* [Aim] The material below should be written out in full and exactly; pictures stay out of the copy.

** Start Exercise inputs **

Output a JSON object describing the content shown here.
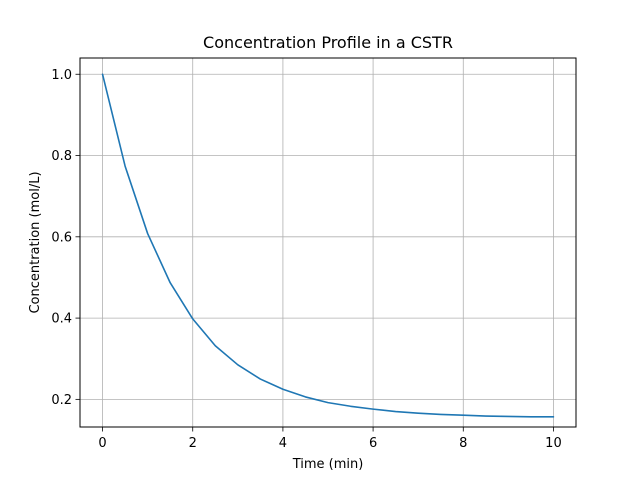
{
  "chart_data": {
    "type": "line",
    "title": "Concentration Profile in a CSTR",
    "xlabel": "Time (min)",
    "ylabel": "Concentration (mol/L)",
    "xlim": [
      -0.5,
      10.5
    ],
    "ylim": [
      0.132,
      1.04
    ],
    "xticks": [
      0,
      2,
      4,
      6,
      8,
      10
    ],
    "xtick_labels": [
      "0",
      "2",
      "4",
      "6",
      "8",
      "10"
    ],
    "yticks": [
      0.2,
      0.4,
      0.6,
      0.8,
      1.0
    ],
    "ytick_labels": [
      "0.2",
      "0.4",
      "0.6",
      "0.8",
      "1.0"
    ],
    "grid": true,
    "series": [
      {
        "color": "#1f77b4",
        "x": [
          0,
          0.5,
          1,
          1.5,
          2,
          2.5,
          3,
          3.5,
          4,
          4.5,
          5,
          5.5,
          6,
          6.5,
          7,
          7.5,
          8,
          8.5,
          9,
          9.5,
          10
        ],
        "y": [
          1.0,
          0.774,
          0.608,
          0.487,
          0.398,
          0.332,
          0.285,
          0.25,
          0.225,
          0.206,
          0.192,
          0.183,
          0.176,
          0.17,
          0.166,
          0.163,
          0.161,
          0.159,
          0.158,
          0.157,
          0.157
        ]
      }
    ]
  }
}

** End Exercise inputs **

* [Answer]
Output a JSON object describing the content shown here.
{
  "chart_data": {
    "type": "line",
    "title": "Concentration Profile in a CSTR",
    "xlabel": "Time (min)",
    "ylabel": "Concentration (mol/L)",
    "xlim": [
      -0.5,
      10.5
    ],
    "ylim": [
      0.132,
      1.04
    ],
    "xticks": [
      0,
      2,
      4,
      6,
      8,
      10
    ],
    "xtick_labels": [
      "0",
      "2",
      "4",
      "6",
      "8",
      "10"
    ],
    "yticks": [
      0.2,
      0.4,
      0.6,
      0.8,
      1.0
    ],
    "ytick_labels": [
      "0.2",
      "0.4",
      "0.6",
      "0.8",
      "1.0"
    ],
    "grid": true,
    "series": [
      {
        "color": "#1f77b4",
        "x": [
          0,
          0.5,
          1,
          1.5,
          2,
          2.5,
          3,
          3.5,
          4,
          4.5,
          5,
          5.5,
          6,
          6.5,
          7,
          7.5,
          8,
          8.5,
          9,
          9.5,
          10
        ],
        "y": [
          1.0,
          0.774,
          0.608,
          0.487,
          0.398,
          0.332,
          0.285,
          0.25,
          0.225,
          0.206,
          0.192,
          0.183,
          0.176,
          0.17,
          0.166,
          0.163,
          0.161,
          0.159,
          0.158,
          0.157,
          0.157
        ]
      }
    ]
  }
}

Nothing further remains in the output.